Records about charts and figures
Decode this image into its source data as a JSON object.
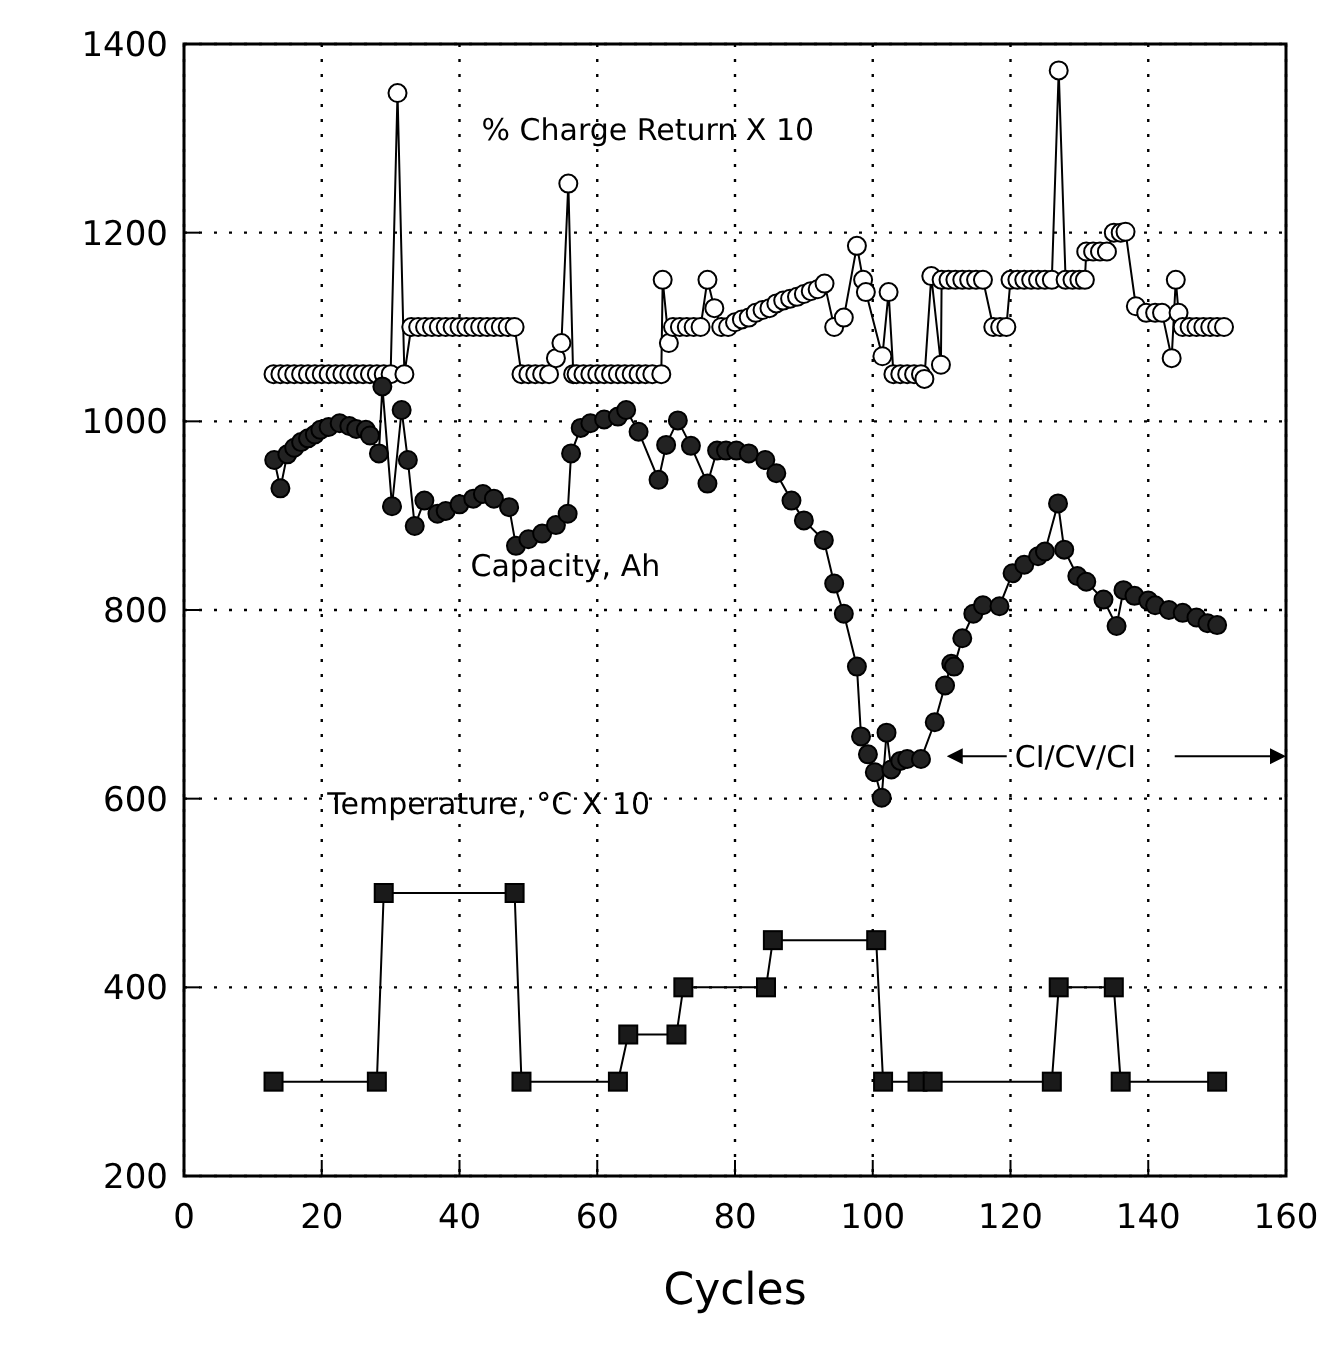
{
  "chart_data": {
    "type": "line",
    "xlabel": "Cycles",
    "xlim": [
      0,
      160
    ],
    "xticks": [
      0,
      20,
      40,
      60,
      80,
      100,
      120,
      140,
      160
    ],
    "ylim": [
      200,
      1400
    ],
    "yticks": [
      200,
      400,
      600,
      800,
      1000,
      1200,
      1400
    ],
    "grid": true,
    "line_style": "solid",
    "annotations": [
      {
        "text": "CI/CV/CI",
        "x": 109,
        "y": 645
      }
    ],
    "series": [
      {
        "name": "% Charge Return X 10",
        "color": "#ffffff",
        "marker": "circle",
        "x": [
          13,
          14,
          15,
          16,
          17,
          18,
          19,
          20,
          21,
          22,
          23,
          24,
          25,
          26,
          27,
          28,
          29,
          30,
          31,
          32,
          33,
          34,
          35,
          36,
          37,
          38,
          39,
          40,
          41,
          42,
          43,
          44,
          45,
          46,
          47,
          48,
          49,
          50,
          51,
          52,
          53,
          54,
          54.8,
          55.8,
          56.5,
          57,
          58,
          59,
          60,
          61,
          62,
          63,
          64,
          65,
          66,
          67,
          68,
          69.3,
          69.5,
          70.4,
          71,
          72,
          73,
          74,
          75,
          76,
          77,
          78,
          79,
          80,
          81,
          82,
          83,
          84,
          85,
          86,
          87,
          88,
          89,
          90,
          91,
          92,
          93,
          94.4,
          95.8,
          97.7,
          98.6,
          99,
          101.4,
          102.3,
          103,
          104,
          105,
          106,
          107,
          107.5,
          108.5,
          109.9,
          110,
          111,
          112,
          113,
          114,
          115,
          116,
          117.5,
          118.5,
          119.4,
          120,
          121,
          122,
          123,
          124,
          125,
          126,
          127,
          128,
          129,
          130,
          130.8,
          131,
          132,
          133,
          134,
          135,
          136,
          136.7,
          138.2,
          139.7,
          141,
          142,
          143.4,
          144,
          144.4,
          145,
          146,
          147,
          148,
          149,
          150,
          151
        ],
        "values": [
          1050,
          1050,
          1050,
          1050,
          1050,
          1050,
          1050,
          1050,
          1050,
          1050,
          1050,
          1050,
          1050,
          1050,
          1050,
          1050,
          1050,
          1050,
          1348,
          1050,
          1100,
          1100,
          1100,
          1100,
          1100,
          1100,
          1100,
          1100,
          1100,
          1100,
          1100,
          1100,
          1100,
          1100,
          1100,
          1100,
          1050,
          1050,
          1050,
          1050,
          1050,
          1067,
          1083,
          1252,
          1050,
          1050,
          1050,
          1050,
          1050,
          1050,
          1050,
          1050,
          1050,
          1050,
          1050,
          1050,
          1050,
          1050,
          1150,
          1083,
          1100,
          1100,
          1100,
          1100,
          1100,
          1150,
          1120,
          1100,
          1100,
          1105,
          1108,
          1110,
          1115,
          1118,
          1120,
          1125,
          1128,
          1130,
          1132,
          1135,
          1138,
          1140,
          1146,
          1100,
          1110,
          1186,
          1150,
          1137,
          1069,
          1137,
          1050,
          1050,
          1050,
          1050,
          1050,
          1045,
          1154,
          1060,
          1150,
          1150,
          1150,
          1150,
          1150,
          1150,
          1150,
          1100,
          1100,
          1100,
          1150,
          1150,
          1150,
          1150,
          1150,
          1150,
          1150,
          1372,
          1150,
          1150,
          1150,
          1150,
          1180,
          1180,
          1180,
          1180,
          1200,
          1200,
          1201,
          1122,
          1115,
          1115,
          1115,
          1067,
          1150,
          1115,
          1100,
          1100,
          1100,
          1100,
          1100,
          1100,
          1100
        ]
      },
      {
        "name": "Capacity, Ah",
        "color": "#222222",
        "marker": "circle",
        "x": [
          13.1,
          14,
          15,
          16,
          17,
          18,
          19,
          19.8,
          21,
          22.6,
          24,
          25,
          26.4,
          27,
          28.3,
          28.8,
          30.2,
          31.6,
          32.5,
          33.5,
          34.9,
          36.8,
          38,
          40,
          42,
          43.4,
          45,
          47.2,
          48.2,
          50,
          52,
          54,
          55.7,
          56.2,
          57.6,
          59,
          61,
          63,
          64.2,
          66,
          68.9,
          70,
          71.7,
          73.6,
          76,
          77.4,
          78.7,
          80.2,
          82,
          84.4,
          86,
          88.2,
          90,
          92.9,
          94.4,
          95.8,
          97.7,
          98.3,
          99.3,
          100.3,
          101.3,
          102,
          102.7,
          104,
          105,
          107,
          109,
          110.5,
          111.4,
          111.8,
          113,
          114.6,
          116,
          118.4,
          120.3,
          122,
          124,
          125,
          126.9,
          127.8,
          129.7,
          131,
          133.5,
          135.4,
          136.4,
          138,
          140,
          141,
          143,
          145,
          147,
          148.6,
          150
        ],
        "values": [
          959,
          929,
          965,
          972,
          978,
          982,
          986,
          991,
          994,
          998,
          995,
          992,
          991,
          985,
          966,
          1037,
          910,
          1012,
          959,
          889,
          916,
          902,
          905,
          912,
          918,
          923,
          918,
          909,
          868,
          875,
          881,
          890,
          902,
          966,
          993,
          998,
          1002,
          1005,
          1012,
          989,
          938,
          975,
          1001,
          974,
          934,
          969,
          969,
          969,
          966,
          959,
          945,
          916,
          895,
          874,
          828,
          796,
          740,
          666,
          647,
          628,
          601,
          670,
          631,
          640,
          642,
          642,
          681,
          720,
          743,
          740,
          770,
          796,
          805,
          804,
          839,
          848,
          857,
          862,
          913,
          864,
          836,
          830,
          811,
          783,
          821,
          815,
          810,
          805,
          800,
          797,
          792,
          786,
          784
        ]
      },
      {
        "name": "Temperature, °C X 10",
        "color": "#1a1a1a",
        "marker": "square",
        "x": [
          13,
          28,
          29,
          48,
          49,
          63,
          64.5,
          71.5,
          72.5,
          84.5,
          85.5,
          100.5,
          101.5,
          106.5,
          108.7,
          126,
          127,
          135,
          136,
          150
        ],
        "values": [
          300,
          300,
          500,
          500,
          300,
          300,
          350,
          350,
          400,
          400,
          450,
          450,
          300,
          300,
          300,
          300,
          400,
          400,
          300,
          300
        ]
      }
    ]
  }
}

= TASK TO CARRY OUT =
Select every line in the material above where the string "color" occurs, and copy it.

= RESULT OF THE TASK =
        "color": "#ffffff",
        "color": "#222222",
        "color": "#1a1a1a",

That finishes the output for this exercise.